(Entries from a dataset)
+---+

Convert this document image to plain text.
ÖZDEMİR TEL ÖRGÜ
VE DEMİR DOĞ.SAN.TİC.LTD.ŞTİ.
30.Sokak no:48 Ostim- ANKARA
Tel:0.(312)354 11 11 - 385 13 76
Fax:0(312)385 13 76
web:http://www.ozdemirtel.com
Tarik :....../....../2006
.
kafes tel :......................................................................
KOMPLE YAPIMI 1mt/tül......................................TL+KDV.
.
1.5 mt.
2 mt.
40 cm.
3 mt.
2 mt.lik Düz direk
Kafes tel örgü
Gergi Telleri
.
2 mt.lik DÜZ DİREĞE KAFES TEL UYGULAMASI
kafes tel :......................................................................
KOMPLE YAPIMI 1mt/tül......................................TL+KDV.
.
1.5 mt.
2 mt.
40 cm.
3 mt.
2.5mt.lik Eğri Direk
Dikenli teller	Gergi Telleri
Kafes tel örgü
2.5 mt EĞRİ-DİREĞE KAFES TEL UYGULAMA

+---+

--- YOUR OBJECTIVE ---
Output the data above exactly, please, line for line.

--- EXERCISE ANSWER ---
Convert this document image to plain text.
ÖZDEMİR TEL ÖRGÜ
VE DEMİR DOĞ.SAN.TİC.LTD.ŞTİ.
30.Sokak no:48 Ostim- ANKARA
Tel:0.(312)354 11 11 - 385 13 76
Fax:0(312)385 13 76
web:http://www.ozdemirtel.com
Tarik :....../....../2006
.
kafes tel :......................................................................
KOMPLE YAPIMI 1mt/tül......................................TL+KDV.
.
1.5 mt.
2 mt.
40 cm.
3 mt.
2 mt.lik Düz direk
Kafes tel örgü
Gergi Telleri
.
2 mt.lik DÜZ DİREĞE KAFES TEL UYGULAMASI
kafes tel :......................................................................
KOMPLE YAPIMI 1mt/tül......................................TL+KDV.
.
1.5 mt.
2 mt.
40 cm.
3 mt.
2.5mt.lik Eğri Direk
Dikenli teller	Gergi Telleri
Kafes tel örgü
2.5 mt EĞRİ-DİREĞE KAFES TEL UYGULAMA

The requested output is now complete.